(Stored entries)
----

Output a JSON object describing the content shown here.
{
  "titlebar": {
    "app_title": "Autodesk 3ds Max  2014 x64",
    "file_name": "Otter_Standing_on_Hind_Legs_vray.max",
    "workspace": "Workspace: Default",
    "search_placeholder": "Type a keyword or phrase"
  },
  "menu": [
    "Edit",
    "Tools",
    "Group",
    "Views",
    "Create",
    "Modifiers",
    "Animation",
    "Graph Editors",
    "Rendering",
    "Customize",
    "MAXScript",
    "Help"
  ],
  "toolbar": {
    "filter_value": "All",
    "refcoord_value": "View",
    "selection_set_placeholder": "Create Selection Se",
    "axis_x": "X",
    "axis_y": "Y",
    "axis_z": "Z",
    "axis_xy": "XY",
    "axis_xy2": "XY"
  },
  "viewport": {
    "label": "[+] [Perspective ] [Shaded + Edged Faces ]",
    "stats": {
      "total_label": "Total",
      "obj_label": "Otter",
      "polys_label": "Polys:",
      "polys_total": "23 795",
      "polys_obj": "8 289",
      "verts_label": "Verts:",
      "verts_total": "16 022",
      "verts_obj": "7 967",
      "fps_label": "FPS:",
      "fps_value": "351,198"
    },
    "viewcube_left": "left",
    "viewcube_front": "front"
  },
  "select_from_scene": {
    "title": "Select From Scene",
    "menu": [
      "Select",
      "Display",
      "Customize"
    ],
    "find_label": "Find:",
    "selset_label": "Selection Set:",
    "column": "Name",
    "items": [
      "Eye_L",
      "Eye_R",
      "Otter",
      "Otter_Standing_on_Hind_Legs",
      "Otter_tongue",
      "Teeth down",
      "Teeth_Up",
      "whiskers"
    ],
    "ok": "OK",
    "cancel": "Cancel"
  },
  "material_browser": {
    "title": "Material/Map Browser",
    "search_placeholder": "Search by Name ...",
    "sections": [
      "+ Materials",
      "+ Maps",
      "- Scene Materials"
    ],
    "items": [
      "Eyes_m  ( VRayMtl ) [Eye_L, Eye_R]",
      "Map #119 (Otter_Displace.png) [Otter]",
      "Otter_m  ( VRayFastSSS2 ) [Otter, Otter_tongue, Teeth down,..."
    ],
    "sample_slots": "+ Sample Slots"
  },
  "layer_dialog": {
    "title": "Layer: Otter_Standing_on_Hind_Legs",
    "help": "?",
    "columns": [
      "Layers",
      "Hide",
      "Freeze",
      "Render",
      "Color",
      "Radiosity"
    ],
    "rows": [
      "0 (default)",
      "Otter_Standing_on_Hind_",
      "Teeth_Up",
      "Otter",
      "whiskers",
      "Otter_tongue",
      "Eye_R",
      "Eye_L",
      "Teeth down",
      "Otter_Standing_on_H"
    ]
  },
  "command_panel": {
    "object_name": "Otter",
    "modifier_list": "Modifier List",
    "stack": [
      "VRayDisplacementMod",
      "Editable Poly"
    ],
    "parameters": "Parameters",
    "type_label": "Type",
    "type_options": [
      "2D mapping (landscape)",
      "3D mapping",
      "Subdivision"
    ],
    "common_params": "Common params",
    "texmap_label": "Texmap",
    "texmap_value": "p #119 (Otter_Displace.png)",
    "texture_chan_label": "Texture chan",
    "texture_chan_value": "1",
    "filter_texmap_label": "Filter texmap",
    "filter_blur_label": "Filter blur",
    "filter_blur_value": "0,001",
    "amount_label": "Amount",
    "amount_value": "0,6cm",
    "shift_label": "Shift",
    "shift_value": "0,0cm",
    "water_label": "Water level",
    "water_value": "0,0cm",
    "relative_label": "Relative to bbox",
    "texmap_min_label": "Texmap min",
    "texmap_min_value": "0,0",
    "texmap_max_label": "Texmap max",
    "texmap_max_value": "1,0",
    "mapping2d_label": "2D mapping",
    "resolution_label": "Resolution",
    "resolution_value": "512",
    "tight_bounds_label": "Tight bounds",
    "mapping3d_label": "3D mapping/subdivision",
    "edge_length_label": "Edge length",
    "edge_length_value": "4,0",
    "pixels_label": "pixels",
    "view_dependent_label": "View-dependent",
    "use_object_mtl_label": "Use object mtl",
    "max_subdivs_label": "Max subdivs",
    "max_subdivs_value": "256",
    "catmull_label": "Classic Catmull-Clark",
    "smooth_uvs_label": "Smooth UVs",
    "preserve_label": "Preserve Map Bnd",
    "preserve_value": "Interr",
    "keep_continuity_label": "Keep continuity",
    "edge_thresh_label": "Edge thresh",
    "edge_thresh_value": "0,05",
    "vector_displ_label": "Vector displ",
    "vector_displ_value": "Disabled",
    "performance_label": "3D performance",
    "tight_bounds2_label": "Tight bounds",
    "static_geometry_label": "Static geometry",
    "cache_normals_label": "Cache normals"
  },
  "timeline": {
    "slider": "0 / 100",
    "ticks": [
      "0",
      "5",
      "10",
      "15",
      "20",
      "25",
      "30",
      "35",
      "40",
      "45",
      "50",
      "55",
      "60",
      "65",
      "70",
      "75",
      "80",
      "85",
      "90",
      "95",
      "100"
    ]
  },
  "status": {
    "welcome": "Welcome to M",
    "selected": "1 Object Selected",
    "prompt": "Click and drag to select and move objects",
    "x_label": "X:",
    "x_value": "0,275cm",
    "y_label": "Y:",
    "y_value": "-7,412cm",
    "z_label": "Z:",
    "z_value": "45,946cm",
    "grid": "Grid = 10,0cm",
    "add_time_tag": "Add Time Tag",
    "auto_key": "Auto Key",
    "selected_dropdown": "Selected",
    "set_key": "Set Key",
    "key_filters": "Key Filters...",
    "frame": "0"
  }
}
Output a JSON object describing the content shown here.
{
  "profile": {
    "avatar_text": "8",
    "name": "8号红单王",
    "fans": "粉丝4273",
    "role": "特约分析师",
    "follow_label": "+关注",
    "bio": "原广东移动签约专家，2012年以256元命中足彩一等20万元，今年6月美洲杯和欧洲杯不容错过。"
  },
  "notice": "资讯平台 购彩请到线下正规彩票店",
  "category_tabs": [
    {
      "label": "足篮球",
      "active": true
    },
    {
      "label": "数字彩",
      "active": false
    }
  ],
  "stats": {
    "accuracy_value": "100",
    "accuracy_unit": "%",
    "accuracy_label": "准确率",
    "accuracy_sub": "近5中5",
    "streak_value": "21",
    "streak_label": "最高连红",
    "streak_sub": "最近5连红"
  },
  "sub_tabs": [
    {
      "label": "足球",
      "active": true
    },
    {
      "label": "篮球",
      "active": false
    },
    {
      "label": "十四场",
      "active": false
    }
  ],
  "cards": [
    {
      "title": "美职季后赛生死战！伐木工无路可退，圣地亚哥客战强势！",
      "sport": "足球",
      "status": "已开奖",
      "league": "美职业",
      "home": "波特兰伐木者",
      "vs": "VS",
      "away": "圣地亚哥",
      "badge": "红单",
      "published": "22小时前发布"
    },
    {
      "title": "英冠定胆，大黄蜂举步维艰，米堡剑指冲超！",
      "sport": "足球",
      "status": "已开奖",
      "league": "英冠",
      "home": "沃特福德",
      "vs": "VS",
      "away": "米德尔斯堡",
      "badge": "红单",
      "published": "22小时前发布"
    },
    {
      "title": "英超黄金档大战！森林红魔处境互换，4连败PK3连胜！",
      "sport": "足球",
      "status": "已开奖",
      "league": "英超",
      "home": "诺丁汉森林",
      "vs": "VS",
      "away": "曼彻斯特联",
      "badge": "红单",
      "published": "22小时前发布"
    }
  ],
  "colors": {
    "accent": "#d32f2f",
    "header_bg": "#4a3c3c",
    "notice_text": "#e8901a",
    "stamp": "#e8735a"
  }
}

----

## EXERCISE OBJECTIVE
In the listing above, find each line with the word "mapping" and copy it.

## OUTPUT BELOW
      "2D mapping (landscape)",
      "3D mapping",
    "mapping2d_label": "2D mapping",
    "mapping3d_label": "3D mapping/subdivision",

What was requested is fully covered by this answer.